> [Task]: Reproduce everything from the start of the material down to and including the line containing "org-rest2: orded & xyxy=(377,1169,461,1193)", substituting "Advanced" for "Promoted" and leaving all else unchanged.

> [Supplied data]:
◇ ◇ ◇ ◇

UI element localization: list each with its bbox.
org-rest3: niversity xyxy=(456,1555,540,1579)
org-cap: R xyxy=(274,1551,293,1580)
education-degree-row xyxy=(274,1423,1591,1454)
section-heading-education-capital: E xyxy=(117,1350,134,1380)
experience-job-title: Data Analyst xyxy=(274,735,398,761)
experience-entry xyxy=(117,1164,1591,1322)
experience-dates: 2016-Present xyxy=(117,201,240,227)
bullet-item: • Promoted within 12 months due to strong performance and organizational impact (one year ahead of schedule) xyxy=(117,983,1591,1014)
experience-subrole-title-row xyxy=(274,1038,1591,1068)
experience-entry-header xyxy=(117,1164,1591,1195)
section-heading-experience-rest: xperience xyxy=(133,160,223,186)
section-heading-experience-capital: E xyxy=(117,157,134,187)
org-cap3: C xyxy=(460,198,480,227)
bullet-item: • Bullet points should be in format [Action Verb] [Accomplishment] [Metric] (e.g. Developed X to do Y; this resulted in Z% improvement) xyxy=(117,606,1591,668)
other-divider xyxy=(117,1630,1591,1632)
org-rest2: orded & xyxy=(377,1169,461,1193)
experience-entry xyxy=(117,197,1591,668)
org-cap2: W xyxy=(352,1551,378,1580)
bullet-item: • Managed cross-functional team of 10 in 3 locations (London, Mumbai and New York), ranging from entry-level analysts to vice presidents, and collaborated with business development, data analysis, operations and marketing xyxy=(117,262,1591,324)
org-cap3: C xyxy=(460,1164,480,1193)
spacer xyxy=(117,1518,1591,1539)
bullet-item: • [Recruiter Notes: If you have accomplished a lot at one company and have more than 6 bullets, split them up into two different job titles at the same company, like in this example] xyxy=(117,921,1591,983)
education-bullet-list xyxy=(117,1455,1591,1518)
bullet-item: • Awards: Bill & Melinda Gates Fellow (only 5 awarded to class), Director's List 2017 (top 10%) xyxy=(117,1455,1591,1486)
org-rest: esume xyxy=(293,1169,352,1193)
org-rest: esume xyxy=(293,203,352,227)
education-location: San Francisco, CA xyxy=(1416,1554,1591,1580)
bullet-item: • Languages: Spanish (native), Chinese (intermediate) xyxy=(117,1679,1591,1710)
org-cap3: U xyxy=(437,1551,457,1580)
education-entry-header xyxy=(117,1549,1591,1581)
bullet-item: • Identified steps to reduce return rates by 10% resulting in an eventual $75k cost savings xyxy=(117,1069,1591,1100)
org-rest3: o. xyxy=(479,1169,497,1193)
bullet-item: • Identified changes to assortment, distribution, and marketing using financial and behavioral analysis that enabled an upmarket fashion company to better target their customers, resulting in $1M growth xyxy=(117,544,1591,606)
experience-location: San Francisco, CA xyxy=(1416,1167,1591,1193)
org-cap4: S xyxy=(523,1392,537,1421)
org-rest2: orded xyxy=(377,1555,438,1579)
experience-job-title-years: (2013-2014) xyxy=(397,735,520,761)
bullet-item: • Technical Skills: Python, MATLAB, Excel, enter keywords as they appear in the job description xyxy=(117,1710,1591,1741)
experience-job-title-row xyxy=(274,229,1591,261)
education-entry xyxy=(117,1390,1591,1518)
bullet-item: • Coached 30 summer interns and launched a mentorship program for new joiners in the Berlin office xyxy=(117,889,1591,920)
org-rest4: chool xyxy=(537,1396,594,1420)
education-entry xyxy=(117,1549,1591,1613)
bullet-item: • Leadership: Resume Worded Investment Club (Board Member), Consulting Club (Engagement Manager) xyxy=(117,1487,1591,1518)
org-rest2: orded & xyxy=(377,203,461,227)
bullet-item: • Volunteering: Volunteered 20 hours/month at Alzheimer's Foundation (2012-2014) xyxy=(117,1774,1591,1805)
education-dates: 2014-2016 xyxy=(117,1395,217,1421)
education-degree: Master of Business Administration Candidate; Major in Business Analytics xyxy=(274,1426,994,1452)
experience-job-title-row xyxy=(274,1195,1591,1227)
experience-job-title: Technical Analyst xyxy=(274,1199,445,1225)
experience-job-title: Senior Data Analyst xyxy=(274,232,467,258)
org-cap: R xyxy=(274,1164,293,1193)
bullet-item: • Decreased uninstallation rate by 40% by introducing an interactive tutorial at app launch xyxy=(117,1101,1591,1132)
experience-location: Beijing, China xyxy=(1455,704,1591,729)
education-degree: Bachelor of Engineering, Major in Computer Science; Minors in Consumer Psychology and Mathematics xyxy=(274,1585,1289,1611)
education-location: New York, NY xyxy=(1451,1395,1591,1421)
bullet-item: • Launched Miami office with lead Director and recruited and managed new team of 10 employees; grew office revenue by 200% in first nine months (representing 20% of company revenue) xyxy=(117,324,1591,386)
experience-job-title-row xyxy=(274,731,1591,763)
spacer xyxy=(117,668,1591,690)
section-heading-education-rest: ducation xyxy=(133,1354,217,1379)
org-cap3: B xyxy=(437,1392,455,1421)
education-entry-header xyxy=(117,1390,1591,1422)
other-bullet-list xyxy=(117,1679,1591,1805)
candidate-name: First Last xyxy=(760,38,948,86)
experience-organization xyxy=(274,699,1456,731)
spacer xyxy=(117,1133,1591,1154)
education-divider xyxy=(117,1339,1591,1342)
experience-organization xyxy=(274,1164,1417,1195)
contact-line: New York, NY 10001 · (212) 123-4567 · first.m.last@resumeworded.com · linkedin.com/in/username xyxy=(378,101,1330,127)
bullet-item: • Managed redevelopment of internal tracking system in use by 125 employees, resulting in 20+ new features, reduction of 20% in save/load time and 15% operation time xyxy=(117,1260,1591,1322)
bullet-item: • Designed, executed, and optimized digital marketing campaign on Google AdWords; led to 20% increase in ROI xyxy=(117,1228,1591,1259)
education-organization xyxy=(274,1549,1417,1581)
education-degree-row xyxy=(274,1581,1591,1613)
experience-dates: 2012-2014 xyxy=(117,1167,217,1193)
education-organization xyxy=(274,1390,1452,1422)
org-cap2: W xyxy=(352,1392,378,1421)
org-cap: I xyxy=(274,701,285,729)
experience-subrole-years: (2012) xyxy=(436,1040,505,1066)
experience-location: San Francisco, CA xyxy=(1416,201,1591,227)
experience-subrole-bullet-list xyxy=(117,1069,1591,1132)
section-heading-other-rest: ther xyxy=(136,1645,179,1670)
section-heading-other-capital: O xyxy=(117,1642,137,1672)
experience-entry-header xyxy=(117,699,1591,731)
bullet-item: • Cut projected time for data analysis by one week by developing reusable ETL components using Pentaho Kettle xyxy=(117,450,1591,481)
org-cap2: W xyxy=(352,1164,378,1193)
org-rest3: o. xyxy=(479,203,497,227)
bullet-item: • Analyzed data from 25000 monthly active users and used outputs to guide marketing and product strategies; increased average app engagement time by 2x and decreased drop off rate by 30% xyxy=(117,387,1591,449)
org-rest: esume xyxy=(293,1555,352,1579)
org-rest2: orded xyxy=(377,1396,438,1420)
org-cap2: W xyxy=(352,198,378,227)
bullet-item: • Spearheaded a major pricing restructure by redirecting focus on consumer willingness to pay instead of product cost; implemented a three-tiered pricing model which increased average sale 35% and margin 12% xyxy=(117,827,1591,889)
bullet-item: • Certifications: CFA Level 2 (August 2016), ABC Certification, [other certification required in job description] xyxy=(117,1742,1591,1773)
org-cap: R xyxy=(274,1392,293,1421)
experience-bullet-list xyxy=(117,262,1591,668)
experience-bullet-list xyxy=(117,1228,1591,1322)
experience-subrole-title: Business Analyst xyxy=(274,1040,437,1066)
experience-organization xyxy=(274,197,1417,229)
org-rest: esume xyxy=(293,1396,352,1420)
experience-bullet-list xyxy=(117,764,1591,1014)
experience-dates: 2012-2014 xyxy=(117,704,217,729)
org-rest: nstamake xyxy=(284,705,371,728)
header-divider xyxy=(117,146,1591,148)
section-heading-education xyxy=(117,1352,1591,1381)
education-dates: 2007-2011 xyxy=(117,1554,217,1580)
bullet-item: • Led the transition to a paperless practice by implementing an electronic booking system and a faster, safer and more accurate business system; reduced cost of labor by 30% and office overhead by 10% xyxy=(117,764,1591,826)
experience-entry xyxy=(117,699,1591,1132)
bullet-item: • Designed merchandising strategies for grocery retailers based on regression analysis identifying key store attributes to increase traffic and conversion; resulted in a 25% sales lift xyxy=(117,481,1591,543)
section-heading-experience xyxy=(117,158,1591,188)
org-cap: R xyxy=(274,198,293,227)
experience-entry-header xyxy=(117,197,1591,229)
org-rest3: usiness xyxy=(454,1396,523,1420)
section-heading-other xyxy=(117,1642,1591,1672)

◇ ◇ ◇ ◇

> [Task solution]:
UI element localization: list each with its bbox.
org-rest3: niversity xyxy=(456,1555,540,1579)
org-cap: R xyxy=(274,1551,293,1580)
education-degree-row xyxy=(274,1423,1591,1454)
section-heading-education-capital: E xyxy=(117,1350,134,1380)
experience-job-title: Data Analyst xyxy=(274,735,398,761)
experience-entry xyxy=(117,1164,1591,1322)
experience-dates: 2016-Present xyxy=(117,201,240,227)
bullet-item: • Advanced within 12 months due to strong performance and organizational impact (one year ahead of schedule) xyxy=(117,983,1591,1014)
experience-subrole-title-row xyxy=(274,1038,1591,1068)
experience-entry-header xyxy=(117,1164,1591,1195)
section-heading-experience-rest: xperience xyxy=(133,160,223,186)
section-heading-experience-capital: E xyxy=(117,157,134,187)
org-cap3: C xyxy=(460,198,480,227)
bullet-item: • Bullet points should be in format [Action Verb] [Accomplishment] [Metric] (e.g. Developed X to do Y; this resulted in Z% improvement) xyxy=(117,606,1591,668)
other-divider xyxy=(117,1630,1591,1632)
org-rest2: orded & xyxy=(377,1169,461,1193)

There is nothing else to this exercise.